Task details: Restate every line of the material, word for word.

┌────────

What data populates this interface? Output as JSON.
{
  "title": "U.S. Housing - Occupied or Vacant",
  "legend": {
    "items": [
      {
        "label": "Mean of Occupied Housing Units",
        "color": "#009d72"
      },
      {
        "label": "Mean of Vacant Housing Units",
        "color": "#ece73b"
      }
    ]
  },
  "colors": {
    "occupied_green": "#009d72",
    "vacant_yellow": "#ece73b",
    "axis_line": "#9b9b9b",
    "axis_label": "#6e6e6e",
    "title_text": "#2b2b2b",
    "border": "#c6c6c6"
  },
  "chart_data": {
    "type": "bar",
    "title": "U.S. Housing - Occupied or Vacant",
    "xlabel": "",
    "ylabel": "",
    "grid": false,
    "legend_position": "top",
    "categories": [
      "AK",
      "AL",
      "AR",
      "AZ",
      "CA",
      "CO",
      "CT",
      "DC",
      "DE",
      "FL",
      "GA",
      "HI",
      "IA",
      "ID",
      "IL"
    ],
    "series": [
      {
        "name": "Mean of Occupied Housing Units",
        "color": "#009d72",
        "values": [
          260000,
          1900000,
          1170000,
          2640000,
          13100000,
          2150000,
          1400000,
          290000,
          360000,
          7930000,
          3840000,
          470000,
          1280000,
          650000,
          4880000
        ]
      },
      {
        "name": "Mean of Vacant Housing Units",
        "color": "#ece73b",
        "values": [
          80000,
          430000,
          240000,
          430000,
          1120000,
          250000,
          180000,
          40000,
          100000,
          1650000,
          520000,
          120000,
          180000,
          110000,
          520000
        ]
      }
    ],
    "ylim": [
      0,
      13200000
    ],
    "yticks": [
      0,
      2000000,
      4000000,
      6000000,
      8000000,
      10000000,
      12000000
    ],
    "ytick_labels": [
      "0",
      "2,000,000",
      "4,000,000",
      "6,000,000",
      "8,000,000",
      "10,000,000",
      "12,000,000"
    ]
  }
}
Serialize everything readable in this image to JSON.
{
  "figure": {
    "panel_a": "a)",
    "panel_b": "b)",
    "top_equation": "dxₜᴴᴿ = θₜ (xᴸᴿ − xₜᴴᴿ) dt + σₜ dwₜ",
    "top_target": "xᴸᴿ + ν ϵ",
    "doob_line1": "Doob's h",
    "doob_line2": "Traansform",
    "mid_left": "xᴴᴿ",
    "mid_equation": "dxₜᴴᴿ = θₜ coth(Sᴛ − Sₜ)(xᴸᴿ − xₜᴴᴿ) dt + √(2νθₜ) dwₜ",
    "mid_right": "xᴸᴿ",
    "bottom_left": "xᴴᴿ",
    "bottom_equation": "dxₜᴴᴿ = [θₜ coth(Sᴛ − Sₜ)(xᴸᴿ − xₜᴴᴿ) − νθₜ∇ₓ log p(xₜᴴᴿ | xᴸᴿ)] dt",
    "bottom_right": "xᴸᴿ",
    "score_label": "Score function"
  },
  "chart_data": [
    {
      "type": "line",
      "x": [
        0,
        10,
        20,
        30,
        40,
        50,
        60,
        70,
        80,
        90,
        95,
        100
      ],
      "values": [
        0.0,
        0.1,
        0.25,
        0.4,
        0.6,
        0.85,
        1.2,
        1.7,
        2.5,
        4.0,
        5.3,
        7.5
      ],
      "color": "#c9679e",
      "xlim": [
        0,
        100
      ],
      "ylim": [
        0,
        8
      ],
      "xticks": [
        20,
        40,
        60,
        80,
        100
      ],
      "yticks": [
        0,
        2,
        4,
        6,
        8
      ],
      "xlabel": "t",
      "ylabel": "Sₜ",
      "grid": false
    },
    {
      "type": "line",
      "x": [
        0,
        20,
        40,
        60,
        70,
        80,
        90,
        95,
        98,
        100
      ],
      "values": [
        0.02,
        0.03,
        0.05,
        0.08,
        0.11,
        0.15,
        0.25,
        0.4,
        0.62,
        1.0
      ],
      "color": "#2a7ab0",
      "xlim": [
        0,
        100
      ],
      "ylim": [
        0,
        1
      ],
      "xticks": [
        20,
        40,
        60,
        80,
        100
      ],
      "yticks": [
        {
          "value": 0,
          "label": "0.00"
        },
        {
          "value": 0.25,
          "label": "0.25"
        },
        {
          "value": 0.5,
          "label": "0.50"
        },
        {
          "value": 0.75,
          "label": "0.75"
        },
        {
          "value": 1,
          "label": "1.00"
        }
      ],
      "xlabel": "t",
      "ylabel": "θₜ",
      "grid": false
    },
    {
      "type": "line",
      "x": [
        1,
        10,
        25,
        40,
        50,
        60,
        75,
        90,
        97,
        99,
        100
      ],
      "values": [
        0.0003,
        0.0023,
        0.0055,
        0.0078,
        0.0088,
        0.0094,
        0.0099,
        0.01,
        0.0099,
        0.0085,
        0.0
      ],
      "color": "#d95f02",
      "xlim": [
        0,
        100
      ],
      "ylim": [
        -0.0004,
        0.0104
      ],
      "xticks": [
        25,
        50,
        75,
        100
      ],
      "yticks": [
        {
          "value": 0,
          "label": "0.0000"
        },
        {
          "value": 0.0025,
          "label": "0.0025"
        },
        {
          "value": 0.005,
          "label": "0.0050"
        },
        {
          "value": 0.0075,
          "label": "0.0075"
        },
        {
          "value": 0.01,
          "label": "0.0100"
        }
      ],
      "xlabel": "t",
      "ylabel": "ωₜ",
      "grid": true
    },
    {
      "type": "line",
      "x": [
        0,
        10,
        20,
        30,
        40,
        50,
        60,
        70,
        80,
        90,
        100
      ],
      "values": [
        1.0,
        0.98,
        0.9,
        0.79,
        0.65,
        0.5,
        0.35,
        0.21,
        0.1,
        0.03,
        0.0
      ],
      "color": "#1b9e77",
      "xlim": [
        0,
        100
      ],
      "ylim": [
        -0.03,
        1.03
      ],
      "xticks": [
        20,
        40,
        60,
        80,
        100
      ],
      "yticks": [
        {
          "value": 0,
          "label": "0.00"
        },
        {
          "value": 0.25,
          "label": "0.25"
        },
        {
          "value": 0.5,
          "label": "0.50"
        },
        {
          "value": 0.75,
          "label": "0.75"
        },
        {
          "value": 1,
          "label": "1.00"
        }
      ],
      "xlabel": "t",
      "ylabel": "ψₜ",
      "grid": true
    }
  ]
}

└────────

Solution for this problem:
What data populates this interface? Output as JSON.
{
  "title": "U.S. Housing - Occupied or Vacant",
  "legend": {
    "items": [
      {
        "label": "Mean of Occupied Housing Units",
        "color": "#009d72"
      },
      {
        "label": "Mean of Vacant Housing Units",
        "color": "#ece73b"
      }
    ]
  },
  "colors": {
    "occupied_green": "#009d72",
    "vacant_yellow": "#ece73b",
    "axis_line": "#9b9b9b",
    "axis_label": "#6e6e6e",
    "title_text": "#2b2b2b",
    "border": "#c6c6c6"
  },
  "chart_data": {
    "type": "bar",
    "title": "U.S. Housing - Occupied or Vacant",
    "xlabel": "",
    "ylabel": "",
    "grid": false,
    "legend_position": "top",
    "categories": [
      "AK",
      "AL",
      "AR",
      "AZ",
      "CA",
      "CO",
      "CT",
      "DC",
      "DE",
      "FL",
      "GA",
      "HI",
      "IA",
      "ID",
      "IL"
    ],
    "series": [
      {
        "name": "Mean of Occupied Housing Units",
        "color": "#009d72",
        "values": [
          260000,
          1900000,
          1170000,
          2640000,
          13100000,
          2150000,
          1400000,
          290000,
          360000,
          7930000,
          3840000,
          470000,
          1280000,
          650000,
          4880000
        ]
      },
      {
        "name": "Mean of Vacant Housing Units",
        "color": "#ece73b",
        "values": [
          80000,
          430000,
          240000,
          430000,
          1120000,
          250000,
          180000,
          40000,
          100000,
          1650000,
          520000,
          120000,
          180000,
          110000,
          520000
        ]
      }
    ],
    "ylim": [
      0,
      13200000
    ],
    "yticks": [
      0,
      2000000,
      4000000,
      6000000,
      8000000,
      10000000,
      12000000
    ],
    "ytick_labels": [
      "0",
      "2,000,000",
      "4,000,000",
      "6,000,000",
      "8,000,000",
      "10,000,000",
      "12,000,000"
    ]
  }
}
Serialize everything readable in this image to JSON.
{
  "figure": {
    "panel_a": "a)",
    "panel_b": "b)",
    "top_equation": "dxₜᴴᴿ = θₜ (xᴸᴿ − xₜᴴᴿ) dt + σₜ dwₜ",
    "top_target": "xᴸᴿ + ν ϵ",
    "doob_line1": "Doob's h",
    "doob_line2": "Traansform",
    "mid_left": "xᴴᴿ",
    "mid_equation": "dxₜᴴᴿ = θₜ coth(Sᴛ − Sₜ)(xᴸᴿ − xₜᴴᴿ) dt + √(2νθₜ) dwₜ",
    "mid_right": "xᴸᴿ",
    "bottom_left": "xᴴᴿ",
    "bottom_equation": "dxₜᴴᴿ = [θₜ coth(Sᴛ − Sₜ)(xᴸᴿ − xₜᴴᴿ) − νθₜ∇ₓ log p(xₜᴴᴿ | xᴸᴿ)] dt",
    "bottom_right": "xᴸᴿ",
    "score_label": "Score function"
  },
  "chart_data": [
    {
      "type": "line",
      "x": [
        0,
        10,
        20,
        30,
        40,
        50,
        60,
        70,
        80,
        90,
        95,
        100
      ],
      "values": [
        0.0,
        0.1,
        0.25,
        0.4,
        0.6,
        0.85,
        1.2,
        1.7,
        2.5,
        4.0,
        5.3,
        7.5
      ],
      "color": "#c9679e",
      "xlim": [
        0,
        100
      ],
      "ylim": [
        0,
        8
      ],
      "xticks": [
        20,
        40,
        60,
        80,
        100
      ],
      "yticks": [
        0,
        2,
        4,
        6,
        8
      ],
      "xlabel": "t",
      "ylabel": "Sₜ",
      "grid": false
    },
    {
      "type": "line",
      "x": [
        0,
        20,
        40,
        60,
        70,
        80,
        90,
        95,
        98,
        100
      ],
      "values": [
        0.02,
        0.03,
        0.05,
        0.08,
        0.11,
        0.15,
        0.25,
        0.4,
        0.62,
        1.0
      ],
      "color": "#2a7ab0",
      "xlim": [
        0,
        100
      ],
      "ylim": [
        0,
        1
      ],
      "xticks": [
        20,
        40,
        60,
        80,
        100
      ],
      "yticks": [
        {
          "value": 0,
          "label": "0.00"
        },
        {
          "value": 0.25,
          "label": "0.25"
        },
        {
          "value": 0.5,
          "label": "0.50"
        },
        {
          "value": 0.75,
          "label": "0.75"
        },
        {
          "value": 1,
          "label": "1.00"
        }
      ],
      "xlabel": "t",
      "ylabel": "θₜ",
      "grid": false
    },
    {
      "type": "line",
      "x": [
        1,
        10,
        25,
        40,
        50,
        60,
        75,
        90,
        97,
        99,
        100
      ],
      "values": [
        0.0003,
        0.0023,
        0.0055,
        0.0078,
        0.0088,
        0.0094,
        0.0099,
        0.01,
        0.0099,
        0.0085,
        0.0
      ],
      "color": "#d95f02",
      "xlim": [
        0,
        100
      ],
      "ylim": [
        -0.0004,
        0.0104
      ],
      "xticks": [
        25,
        50,
        75,
        100
      ],
      "yticks": [
        {
          "value": 0,
          "label": "0.0000"
        },
        {
          "value": 0.0025,
          "label": "0.0025"
        },
        {
          "value": 0.005,
          "label": "0.0050"
        },
        {
          "value": 0.0075,
          "label": "0.0075"
        },
        {
          "value": 0.01,
          "label": "0.0100"
        }
      ],
      "xlabel": "t",
      "ylabel": "ωₜ",
      "grid": true
    },
    {
      "type": "line",
      "x": [
        0,
        10,
        20,
        30,
        40,
        50,
        60,
        70,
        80,
        90,
        100
      ],
      "values": [
        1.0,
        0.98,
        0.9,
        0.79,
        0.65,
        0.5,
        0.35,
        0.21,
        0.1,
        0.03,
        0.0
      ],
      "color": "#1b9e77",
      "xlim": [
        0,
        100
      ],
      "ylim": [
        -0.03,
        1.03
      ],
      "xticks": [
        20,
        40,
        60,
        80,
        100
      ],
      "yticks": [
        {
          "value": 0,
          "label": "0.00"
        },
        {
          "value": 0.25,
          "label": "0.25"
        },
        {
          "value": 0.5,
          "label": "0.50"
        },
        {
          "value": 0.75,
          "label": "0.75"
        },
        {
          "value": 1,
          "label": "1.00"
        }
      ],
      "xlabel": "t",
      "ylabel": "ψₜ",
      "grid": true
    }
  ]
}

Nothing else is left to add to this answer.